- [Job]:
Starting at the first line of the data and ending at the line "x-tick-label: 0.4 — [892, 462, 911, 476]", update every "annotation-bg" to "annotation-background". Give those lines back with nothing else changed.

[Spatial annotation entries]
----

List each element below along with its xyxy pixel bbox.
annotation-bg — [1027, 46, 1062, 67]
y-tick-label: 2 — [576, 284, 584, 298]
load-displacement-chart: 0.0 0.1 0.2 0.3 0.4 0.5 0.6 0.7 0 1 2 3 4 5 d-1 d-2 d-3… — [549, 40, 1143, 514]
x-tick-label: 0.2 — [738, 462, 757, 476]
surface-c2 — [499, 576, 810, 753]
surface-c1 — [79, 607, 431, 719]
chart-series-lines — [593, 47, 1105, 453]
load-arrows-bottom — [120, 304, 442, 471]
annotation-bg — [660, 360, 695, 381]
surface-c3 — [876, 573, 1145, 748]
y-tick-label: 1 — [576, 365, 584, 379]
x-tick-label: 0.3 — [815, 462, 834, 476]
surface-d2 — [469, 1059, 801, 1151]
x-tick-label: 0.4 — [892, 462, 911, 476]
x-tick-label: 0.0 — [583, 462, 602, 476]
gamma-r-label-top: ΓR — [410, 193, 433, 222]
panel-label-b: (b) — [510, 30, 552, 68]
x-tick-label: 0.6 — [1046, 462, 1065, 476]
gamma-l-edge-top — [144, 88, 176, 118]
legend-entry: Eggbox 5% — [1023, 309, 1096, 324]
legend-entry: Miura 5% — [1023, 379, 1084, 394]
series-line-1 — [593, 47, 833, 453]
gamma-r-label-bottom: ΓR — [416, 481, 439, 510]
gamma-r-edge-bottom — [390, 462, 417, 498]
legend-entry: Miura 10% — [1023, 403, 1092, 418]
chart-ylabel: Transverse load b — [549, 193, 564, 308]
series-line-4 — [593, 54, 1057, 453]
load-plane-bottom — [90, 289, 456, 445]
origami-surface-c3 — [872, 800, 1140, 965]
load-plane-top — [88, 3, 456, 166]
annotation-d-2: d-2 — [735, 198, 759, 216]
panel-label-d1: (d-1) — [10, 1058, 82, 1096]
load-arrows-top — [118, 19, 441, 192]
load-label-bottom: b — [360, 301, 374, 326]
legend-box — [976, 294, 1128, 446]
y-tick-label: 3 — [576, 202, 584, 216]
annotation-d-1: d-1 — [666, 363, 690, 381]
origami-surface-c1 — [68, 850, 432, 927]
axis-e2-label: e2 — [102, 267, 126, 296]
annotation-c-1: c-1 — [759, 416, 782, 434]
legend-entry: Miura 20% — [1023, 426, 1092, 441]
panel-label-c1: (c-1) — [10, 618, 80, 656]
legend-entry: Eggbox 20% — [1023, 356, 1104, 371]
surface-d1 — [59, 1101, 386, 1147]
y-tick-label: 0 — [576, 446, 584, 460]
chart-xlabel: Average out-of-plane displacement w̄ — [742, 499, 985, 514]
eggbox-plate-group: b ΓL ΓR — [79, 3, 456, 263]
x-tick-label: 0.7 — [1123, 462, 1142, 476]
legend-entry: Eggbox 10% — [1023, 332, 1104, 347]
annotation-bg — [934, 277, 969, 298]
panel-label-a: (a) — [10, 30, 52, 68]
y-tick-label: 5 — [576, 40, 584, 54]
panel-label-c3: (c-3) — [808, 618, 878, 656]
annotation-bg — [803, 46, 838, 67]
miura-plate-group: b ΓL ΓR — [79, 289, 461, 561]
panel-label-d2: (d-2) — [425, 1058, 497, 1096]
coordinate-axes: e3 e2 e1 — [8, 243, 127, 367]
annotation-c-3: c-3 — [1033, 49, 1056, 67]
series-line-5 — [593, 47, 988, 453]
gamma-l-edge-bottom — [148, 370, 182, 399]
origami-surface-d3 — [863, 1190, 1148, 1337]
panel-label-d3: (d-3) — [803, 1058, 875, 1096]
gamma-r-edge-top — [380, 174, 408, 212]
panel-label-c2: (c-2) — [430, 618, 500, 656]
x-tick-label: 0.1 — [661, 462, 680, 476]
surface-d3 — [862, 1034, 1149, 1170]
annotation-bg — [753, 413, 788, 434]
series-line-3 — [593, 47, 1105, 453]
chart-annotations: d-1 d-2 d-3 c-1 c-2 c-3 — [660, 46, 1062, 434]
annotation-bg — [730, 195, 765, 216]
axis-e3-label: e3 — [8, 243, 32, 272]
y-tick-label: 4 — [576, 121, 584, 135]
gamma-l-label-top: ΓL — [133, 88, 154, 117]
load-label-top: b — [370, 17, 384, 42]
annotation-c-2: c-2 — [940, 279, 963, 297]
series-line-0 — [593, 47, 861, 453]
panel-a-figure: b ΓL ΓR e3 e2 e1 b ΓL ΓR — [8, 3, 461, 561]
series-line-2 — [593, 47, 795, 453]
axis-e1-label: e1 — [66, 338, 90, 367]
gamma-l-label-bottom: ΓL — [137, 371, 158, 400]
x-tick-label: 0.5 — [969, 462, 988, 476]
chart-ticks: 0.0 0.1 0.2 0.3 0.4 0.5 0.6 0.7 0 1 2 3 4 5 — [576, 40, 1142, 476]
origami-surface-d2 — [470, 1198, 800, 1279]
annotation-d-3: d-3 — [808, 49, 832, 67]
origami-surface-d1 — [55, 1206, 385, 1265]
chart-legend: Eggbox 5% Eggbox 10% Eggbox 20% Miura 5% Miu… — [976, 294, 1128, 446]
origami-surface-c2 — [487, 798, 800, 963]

----

- [Final answer]:
List each element below along with its xyxy pixel bbox.
annotation-background — [1027, 46, 1062, 67]
y-tick-label: 2 — [576, 284, 584, 298]
load-displacement-chart: 0.0 0.1 0.2 0.3 0.4 0.5 0.6 0.7 0 1 2 3 4 5 d-1 d-2 d-3… — [549, 40, 1143, 514]
x-tick-label: 0.2 — [738, 462, 757, 476]
surface-c2 — [499, 576, 810, 753]
surface-c1 — [79, 607, 431, 719]
chart-series-lines — [593, 47, 1105, 453]
load-arrows-bottom — [120, 304, 442, 471]
annotation-background — [660, 360, 695, 381]
surface-c3 — [876, 573, 1145, 748]
y-tick-label: 1 — [576, 365, 584, 379]
x-tick-label: 0.3 — [815, 462, 834, 476]
surface-d2 — [469, 1059, 801, 1151]
x-tick-label: 0.4 — [892, 462, 911, 476]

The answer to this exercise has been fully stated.